Given task →
Check each line of the entries below for the string "Utilization"; copy every line where it appears.

Data provided →
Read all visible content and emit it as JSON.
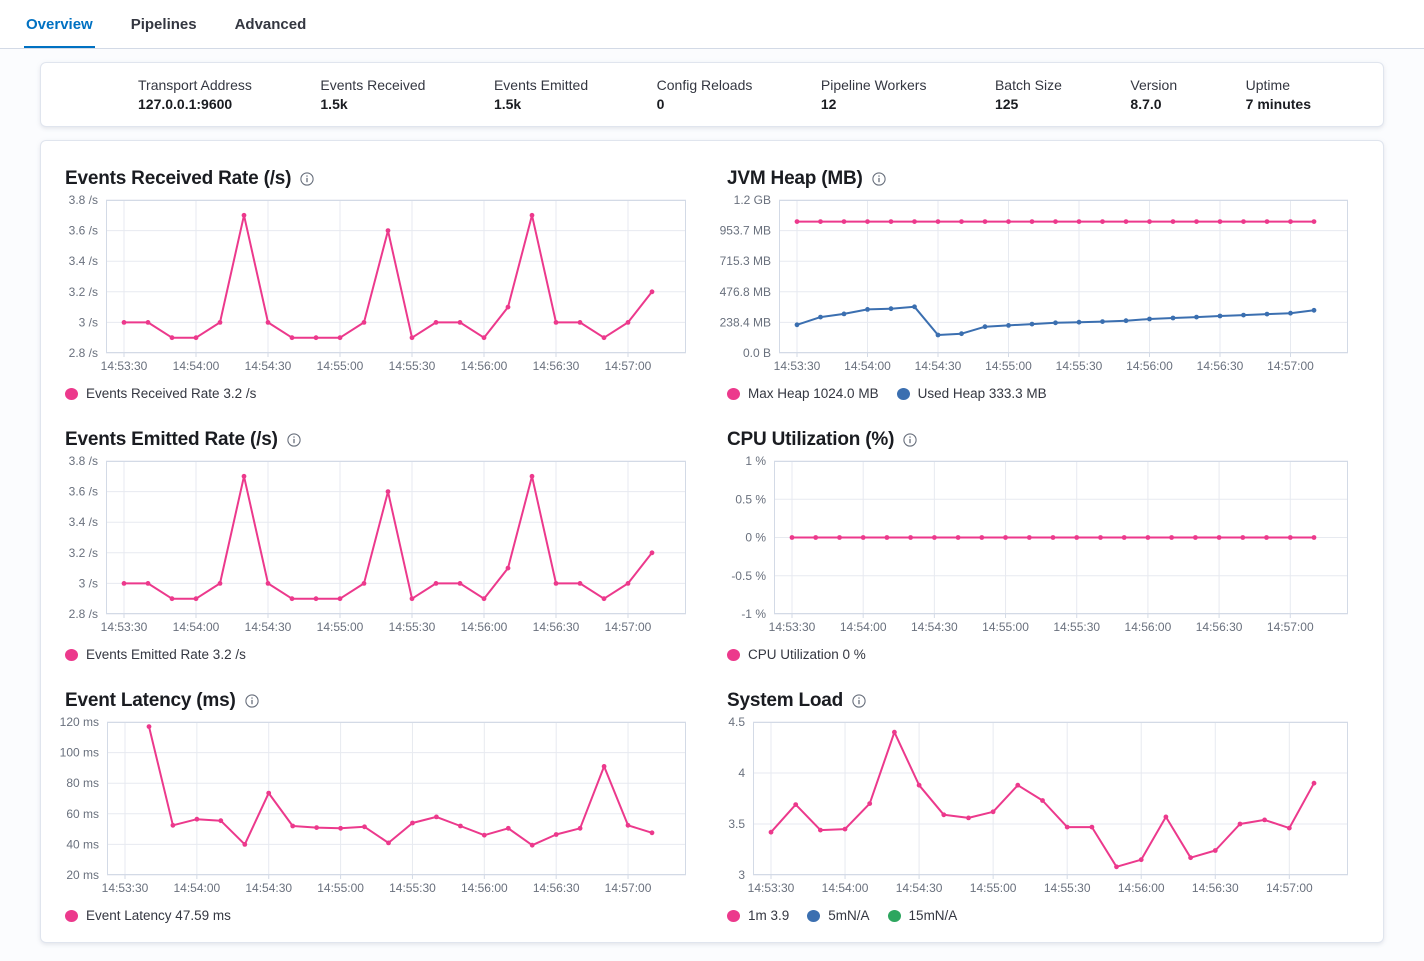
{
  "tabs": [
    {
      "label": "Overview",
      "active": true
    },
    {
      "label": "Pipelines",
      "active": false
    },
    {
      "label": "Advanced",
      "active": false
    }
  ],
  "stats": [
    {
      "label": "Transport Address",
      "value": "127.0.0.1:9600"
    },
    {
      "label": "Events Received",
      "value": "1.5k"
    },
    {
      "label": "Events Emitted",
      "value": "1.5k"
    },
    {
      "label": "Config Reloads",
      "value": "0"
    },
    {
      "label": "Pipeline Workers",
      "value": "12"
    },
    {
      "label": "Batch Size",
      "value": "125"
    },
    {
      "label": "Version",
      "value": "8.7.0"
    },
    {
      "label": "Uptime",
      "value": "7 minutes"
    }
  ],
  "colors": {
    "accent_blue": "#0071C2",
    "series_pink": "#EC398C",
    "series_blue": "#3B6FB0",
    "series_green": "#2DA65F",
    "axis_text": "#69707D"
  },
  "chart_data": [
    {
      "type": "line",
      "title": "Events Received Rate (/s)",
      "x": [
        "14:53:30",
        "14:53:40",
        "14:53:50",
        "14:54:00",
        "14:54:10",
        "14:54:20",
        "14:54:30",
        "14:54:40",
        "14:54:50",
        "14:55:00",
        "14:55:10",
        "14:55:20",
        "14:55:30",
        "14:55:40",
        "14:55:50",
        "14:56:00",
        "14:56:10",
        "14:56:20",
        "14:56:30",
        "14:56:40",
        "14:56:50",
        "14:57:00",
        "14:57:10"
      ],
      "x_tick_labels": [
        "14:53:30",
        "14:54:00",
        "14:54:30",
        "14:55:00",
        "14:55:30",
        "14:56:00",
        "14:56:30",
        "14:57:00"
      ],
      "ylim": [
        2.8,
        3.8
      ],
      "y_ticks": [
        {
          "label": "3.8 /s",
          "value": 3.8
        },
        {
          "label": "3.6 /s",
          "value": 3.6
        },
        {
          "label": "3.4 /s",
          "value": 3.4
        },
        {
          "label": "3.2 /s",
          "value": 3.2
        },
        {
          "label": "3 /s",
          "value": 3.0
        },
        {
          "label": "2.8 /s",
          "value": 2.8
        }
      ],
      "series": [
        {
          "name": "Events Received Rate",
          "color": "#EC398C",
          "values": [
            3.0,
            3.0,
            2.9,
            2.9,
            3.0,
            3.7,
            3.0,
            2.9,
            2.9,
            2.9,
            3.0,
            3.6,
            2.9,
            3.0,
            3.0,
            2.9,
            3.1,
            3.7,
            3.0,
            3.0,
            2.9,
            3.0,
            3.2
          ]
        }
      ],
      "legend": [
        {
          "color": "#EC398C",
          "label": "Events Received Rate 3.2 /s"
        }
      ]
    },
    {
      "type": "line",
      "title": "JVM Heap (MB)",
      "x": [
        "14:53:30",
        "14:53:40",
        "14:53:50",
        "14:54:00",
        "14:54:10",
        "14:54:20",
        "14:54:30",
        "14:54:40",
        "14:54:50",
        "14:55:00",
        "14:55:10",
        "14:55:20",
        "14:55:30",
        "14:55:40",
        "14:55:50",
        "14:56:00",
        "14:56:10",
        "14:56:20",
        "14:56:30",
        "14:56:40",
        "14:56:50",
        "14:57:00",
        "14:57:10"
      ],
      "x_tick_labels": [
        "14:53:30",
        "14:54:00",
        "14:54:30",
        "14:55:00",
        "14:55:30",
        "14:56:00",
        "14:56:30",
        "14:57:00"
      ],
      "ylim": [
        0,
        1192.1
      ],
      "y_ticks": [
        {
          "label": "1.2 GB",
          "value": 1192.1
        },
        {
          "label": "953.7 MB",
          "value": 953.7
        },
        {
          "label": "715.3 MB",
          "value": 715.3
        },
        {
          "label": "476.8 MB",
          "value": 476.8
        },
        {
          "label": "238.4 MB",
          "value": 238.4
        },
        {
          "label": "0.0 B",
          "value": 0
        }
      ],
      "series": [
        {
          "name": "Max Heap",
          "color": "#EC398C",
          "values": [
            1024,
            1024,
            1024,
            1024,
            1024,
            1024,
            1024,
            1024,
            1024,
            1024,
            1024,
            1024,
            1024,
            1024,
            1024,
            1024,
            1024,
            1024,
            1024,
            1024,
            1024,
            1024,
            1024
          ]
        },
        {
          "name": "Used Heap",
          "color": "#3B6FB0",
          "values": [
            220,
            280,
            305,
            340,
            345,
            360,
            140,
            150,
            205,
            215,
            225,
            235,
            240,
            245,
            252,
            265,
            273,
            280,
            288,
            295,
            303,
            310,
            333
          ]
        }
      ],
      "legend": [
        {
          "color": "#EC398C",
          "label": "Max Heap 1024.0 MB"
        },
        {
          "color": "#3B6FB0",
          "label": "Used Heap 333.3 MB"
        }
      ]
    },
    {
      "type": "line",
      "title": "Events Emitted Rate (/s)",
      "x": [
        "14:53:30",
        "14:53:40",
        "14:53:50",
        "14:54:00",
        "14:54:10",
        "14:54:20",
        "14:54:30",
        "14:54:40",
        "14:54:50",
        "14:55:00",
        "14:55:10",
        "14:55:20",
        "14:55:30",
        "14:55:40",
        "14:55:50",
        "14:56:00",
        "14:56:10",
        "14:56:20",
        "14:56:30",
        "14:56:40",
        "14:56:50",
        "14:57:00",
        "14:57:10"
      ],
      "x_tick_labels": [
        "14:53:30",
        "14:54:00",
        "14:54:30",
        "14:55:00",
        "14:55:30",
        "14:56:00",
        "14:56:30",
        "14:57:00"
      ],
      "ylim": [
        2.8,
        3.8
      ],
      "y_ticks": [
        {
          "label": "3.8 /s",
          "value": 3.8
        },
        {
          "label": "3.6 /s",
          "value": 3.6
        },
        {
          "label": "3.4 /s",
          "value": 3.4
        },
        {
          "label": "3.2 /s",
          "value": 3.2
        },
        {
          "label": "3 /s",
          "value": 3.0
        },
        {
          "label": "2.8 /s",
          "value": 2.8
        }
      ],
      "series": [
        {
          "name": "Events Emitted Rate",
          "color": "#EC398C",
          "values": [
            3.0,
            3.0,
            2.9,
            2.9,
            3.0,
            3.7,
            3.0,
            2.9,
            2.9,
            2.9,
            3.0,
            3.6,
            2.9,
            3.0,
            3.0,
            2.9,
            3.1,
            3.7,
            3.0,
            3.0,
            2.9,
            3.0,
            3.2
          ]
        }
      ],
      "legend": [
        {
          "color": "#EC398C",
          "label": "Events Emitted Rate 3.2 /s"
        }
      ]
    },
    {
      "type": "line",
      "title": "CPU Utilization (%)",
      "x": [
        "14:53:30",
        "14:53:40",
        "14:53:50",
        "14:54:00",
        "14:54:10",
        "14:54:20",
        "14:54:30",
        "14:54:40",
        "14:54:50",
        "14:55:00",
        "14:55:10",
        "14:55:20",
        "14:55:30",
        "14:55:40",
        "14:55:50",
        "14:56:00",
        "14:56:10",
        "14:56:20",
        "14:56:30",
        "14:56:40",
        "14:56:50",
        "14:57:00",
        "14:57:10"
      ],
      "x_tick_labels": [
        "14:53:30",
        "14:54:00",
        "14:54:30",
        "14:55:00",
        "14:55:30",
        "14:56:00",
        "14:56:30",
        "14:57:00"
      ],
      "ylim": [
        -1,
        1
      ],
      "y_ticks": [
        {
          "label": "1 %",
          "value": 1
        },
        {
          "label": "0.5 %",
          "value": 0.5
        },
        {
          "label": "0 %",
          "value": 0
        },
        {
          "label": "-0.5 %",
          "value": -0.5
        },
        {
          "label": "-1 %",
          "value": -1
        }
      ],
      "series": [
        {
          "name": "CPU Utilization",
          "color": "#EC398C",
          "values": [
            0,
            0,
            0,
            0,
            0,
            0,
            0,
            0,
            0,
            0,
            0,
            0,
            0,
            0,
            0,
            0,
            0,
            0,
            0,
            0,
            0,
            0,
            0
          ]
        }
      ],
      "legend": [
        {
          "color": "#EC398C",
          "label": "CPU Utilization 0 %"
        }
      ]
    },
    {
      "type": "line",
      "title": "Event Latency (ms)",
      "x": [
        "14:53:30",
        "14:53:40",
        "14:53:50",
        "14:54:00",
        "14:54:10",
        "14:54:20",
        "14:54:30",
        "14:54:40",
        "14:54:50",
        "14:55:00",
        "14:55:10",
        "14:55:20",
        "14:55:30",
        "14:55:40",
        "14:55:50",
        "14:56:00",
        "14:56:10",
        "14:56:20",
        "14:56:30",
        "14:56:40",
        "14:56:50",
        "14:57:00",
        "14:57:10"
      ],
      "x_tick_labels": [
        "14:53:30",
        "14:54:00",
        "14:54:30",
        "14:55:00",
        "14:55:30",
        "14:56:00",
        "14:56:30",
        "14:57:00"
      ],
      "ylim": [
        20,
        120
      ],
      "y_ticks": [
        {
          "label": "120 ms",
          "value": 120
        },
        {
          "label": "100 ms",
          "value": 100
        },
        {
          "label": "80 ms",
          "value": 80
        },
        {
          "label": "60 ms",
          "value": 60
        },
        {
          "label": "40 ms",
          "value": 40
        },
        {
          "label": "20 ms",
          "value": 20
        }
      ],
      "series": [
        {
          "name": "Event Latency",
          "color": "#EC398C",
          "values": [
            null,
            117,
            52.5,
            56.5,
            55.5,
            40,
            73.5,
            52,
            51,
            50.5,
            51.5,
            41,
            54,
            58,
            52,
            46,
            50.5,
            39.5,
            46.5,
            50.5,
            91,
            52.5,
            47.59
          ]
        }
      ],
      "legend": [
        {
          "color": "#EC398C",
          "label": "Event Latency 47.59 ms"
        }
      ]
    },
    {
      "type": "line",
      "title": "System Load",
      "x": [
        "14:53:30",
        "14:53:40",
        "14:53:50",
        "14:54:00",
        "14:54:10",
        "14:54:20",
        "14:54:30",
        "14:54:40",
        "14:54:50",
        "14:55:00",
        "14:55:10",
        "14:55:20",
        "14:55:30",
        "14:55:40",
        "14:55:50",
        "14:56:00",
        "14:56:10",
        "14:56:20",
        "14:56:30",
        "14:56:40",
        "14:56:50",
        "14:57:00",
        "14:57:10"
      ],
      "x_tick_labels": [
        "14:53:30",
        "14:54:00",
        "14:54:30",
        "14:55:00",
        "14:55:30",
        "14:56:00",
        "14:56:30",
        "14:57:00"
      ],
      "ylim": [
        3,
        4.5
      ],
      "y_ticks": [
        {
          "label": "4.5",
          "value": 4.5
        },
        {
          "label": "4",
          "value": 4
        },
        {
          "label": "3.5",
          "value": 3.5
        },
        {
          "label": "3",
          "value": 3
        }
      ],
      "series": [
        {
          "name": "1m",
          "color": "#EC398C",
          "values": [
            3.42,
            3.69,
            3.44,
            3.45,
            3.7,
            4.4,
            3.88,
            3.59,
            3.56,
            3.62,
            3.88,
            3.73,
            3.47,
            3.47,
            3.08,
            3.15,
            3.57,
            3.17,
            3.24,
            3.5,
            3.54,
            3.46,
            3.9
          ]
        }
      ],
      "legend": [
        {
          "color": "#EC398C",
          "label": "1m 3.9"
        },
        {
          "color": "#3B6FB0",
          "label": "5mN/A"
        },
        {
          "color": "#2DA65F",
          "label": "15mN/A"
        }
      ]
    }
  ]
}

Correct answer →
      "title": "CPU Utilization (%)",
          "name": "CPU Utilization",
          "label": "CPU Utilization 0 %"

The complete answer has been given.